## BEGIN Text block
299 lines
11 KiB
Plaintext
299 lines
11 KiB
Plaintext
Internet-Draft AI/Agent WG
|
|
Intended status: Standards Track March 2026
|
|
Expires: September 15, 2026
|
|
|
|
|
|
Dynamic Agent Trust Scoring (DATS)
|
|
draft-dats-dynamic-agent-trust-scoring-00
|
|
|
|
Abstract
|
|
|
|
This document defines the Dynamic Agent Trust Scoring (DATS)
|
|
protocol, a mechanism for AI agents to build, assess, and
|
|
revoke trust relationships based on observed behavior over
|
|
time. Static authentication (certificates, API keys) verifies
|
|
identity but says nothing about whether an agent is reliable,
|
|
accurate, or well-behaved. DATS augments identity-based auth
|
|
with a numeric trust score that adjusts dynamically based on
|
|
interaction outcomes. The protocol defines trust score
|
|
computation, propagation between agents, decay over inactivity,
|
|
and threshold-based access policies. DATS is intentionally
|
|
simple: a single score per agent-pair, standard adjustment
|
|
events, and a JWT-based transport for trust assertions.
|
|
|
|
Status of This Memo
|
|
|
|
This Internet-Draft is submitted in full conformance with the
|
|
provisions of BCP 78 and BCP 79.
|
|
|
|
This document is intended to have Standards Track status.
|
|
Distribution of this memo is unlimited.
## END Text block
## BEGIN Data provided
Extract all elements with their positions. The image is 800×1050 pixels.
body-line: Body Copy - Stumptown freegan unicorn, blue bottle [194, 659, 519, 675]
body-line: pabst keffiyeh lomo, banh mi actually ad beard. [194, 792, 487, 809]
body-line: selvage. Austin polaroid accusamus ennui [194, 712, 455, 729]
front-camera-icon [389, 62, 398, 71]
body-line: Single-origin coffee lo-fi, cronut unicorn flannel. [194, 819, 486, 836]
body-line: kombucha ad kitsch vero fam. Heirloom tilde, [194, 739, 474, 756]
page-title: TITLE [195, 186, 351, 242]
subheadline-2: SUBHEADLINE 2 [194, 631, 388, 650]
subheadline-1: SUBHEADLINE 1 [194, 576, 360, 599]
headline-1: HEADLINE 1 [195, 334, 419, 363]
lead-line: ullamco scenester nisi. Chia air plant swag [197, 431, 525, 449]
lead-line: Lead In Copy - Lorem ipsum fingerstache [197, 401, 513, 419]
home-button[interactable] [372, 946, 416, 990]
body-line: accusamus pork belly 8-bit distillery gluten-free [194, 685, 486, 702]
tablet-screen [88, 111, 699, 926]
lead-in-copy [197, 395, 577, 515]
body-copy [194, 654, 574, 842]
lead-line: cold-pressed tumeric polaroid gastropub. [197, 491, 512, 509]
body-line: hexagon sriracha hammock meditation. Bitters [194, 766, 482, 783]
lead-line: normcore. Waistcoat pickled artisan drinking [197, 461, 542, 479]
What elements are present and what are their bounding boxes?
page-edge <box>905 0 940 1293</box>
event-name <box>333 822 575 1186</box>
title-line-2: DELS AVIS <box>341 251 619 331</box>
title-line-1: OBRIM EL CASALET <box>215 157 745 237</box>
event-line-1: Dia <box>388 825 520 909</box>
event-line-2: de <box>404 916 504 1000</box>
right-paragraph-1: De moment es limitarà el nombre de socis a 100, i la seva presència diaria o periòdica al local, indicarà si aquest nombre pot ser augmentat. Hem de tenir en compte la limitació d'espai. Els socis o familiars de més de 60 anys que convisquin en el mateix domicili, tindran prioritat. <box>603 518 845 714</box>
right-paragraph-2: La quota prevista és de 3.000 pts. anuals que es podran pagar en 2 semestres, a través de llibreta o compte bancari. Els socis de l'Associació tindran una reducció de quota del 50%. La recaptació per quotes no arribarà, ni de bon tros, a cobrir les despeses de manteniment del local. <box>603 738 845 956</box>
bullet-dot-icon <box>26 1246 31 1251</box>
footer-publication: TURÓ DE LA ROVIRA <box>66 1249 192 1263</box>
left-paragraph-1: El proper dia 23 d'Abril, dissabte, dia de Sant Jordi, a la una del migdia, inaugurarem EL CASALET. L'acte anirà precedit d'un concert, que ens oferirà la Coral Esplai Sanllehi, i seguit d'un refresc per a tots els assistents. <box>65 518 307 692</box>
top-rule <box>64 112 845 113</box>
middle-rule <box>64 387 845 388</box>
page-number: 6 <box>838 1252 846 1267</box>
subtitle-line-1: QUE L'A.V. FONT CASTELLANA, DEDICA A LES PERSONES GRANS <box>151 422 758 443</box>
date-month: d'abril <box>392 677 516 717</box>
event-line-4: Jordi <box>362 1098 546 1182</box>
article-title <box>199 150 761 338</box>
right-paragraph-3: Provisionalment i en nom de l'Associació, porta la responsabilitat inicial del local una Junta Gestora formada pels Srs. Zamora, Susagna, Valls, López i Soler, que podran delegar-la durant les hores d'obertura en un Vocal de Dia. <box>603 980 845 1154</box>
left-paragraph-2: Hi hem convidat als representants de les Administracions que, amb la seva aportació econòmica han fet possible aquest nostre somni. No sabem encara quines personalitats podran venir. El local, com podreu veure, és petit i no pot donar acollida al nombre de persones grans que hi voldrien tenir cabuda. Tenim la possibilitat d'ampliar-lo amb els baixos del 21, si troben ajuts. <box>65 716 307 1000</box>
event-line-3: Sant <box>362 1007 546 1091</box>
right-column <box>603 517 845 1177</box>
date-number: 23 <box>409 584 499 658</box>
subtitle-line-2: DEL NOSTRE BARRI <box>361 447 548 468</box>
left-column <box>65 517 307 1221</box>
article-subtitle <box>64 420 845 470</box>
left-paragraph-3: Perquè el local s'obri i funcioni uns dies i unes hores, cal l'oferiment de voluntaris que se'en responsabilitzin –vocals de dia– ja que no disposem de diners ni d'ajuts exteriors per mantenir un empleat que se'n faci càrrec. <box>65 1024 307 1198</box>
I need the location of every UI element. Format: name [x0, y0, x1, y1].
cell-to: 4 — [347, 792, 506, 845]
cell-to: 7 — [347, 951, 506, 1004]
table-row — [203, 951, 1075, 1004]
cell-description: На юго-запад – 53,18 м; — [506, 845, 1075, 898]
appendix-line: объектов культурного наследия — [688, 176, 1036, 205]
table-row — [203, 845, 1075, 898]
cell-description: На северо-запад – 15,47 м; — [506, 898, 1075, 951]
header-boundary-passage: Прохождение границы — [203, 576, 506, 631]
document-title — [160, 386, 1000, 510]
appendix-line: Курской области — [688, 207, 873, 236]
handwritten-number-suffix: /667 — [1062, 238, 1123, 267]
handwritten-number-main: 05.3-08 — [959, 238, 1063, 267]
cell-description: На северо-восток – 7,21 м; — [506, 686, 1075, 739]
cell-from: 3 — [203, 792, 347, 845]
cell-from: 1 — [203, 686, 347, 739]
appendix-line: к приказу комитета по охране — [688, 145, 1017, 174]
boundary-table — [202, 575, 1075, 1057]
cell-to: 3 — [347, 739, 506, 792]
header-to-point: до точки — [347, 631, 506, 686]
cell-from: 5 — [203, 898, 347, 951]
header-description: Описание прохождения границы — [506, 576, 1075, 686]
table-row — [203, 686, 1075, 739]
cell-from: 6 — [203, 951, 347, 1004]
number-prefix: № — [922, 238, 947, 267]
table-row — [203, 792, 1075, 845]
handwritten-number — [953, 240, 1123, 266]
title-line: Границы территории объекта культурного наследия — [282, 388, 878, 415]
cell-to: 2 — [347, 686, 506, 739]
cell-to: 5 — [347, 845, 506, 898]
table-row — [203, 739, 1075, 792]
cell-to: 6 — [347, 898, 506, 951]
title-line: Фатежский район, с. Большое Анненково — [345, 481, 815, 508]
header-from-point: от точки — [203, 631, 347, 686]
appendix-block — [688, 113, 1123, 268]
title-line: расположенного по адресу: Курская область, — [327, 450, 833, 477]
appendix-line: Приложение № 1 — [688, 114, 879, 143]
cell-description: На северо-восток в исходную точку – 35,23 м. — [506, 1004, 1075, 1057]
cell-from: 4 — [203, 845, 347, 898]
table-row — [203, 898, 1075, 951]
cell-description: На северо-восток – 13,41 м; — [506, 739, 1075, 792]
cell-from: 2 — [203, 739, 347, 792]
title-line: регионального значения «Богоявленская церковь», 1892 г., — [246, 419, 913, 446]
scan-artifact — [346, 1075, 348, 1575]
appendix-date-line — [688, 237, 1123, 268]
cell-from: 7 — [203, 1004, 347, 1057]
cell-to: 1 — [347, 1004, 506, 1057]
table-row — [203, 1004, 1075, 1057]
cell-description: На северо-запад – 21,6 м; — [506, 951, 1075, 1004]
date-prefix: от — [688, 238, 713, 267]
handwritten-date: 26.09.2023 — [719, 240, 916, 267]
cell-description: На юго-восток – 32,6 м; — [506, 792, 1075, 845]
## END Data provided
[Directions]
- A) Identify every line in the entries that contains the string "number", and copy each of those lines.
- B) Write what comes next in the Dynamic Agent Trust Scoring (DATS) Internet-Draft above, starting right after its last sentence.

[Answer set]
- A)
page-number: 6 <box>838 1252 846 1267</box>
date-number: 23 <box>409 584 499 658</box>
handwritten-number-suffix: /667 — [1062, 238, 1123, 267]
handwritten-number-main: 05.3-08 — [959, 238, 1063, 267]
number-prefix: № — [922, 238, 947, 267]
handwritten-number — [953, 240, 1123, 266]

- B)
|
|
|
|
Table of Contents
|
|
|
|
1. Introduction
|
|
2. Terminology
|
|
3. Problem Statement
|
|
4. Trust Score Model
|
|
5. Trust Events and Adjustments
|
|
6. Trust Propagation
|
|
7. Threshold-Based Access Policies
|
|
8. Security Considerations
|
|
9. IANA Considerations
|
|
|
|
1. Introduction
|
|
|
|
The IETF has 98 drafts addressing agent identity and
|
|
authentication, providing strong mechanisms for verifying who
|
|
an agent is. But identity alone is insufficient for long-
|
|
running autonomous systems. A properly authenticated agent
|
|
may still produce bad results, violate expectations, or
|
|
degrade over time. Static certificates cannot capture this.
|
|
|
|
DATS adds a behavioral dimension to agent trust. It answers
|
|
the question: "I know who you are, but should I rely on you?"
|
|
The model is deliberately simple — a single floating-point
|
|
score between 0.0 and 1.0 per agent relationship — because
|
|
complex reputation systems tend to be gamed or ignored.
|
|
|
|
The protocol is inspired by:
|
|
- TCP congestion control: trust increases slowly (additive)
|
|
and decreases quickly (multiplicative) on failure.
|
|
- TLS certificate transparency: trust assertions are logged
|
|
for auditability.
|
|
- Web of trust (PGP): trust can propagate through
|
|
intermediaries, with attenuation.
|
|
|
|
2. Terminology
|
|
|
|
The key words "MUST", "MUST NOT", "REQUIRED", "SHALL", "SHALL
|
|
NOT", "SHOULD", "SHOULD NOT", "RECOMMENDED", "MAY", and
|
|
"OPTIONAL" in this document are to be interpreted as described
|
|
in RFC 2119 [RFC2119].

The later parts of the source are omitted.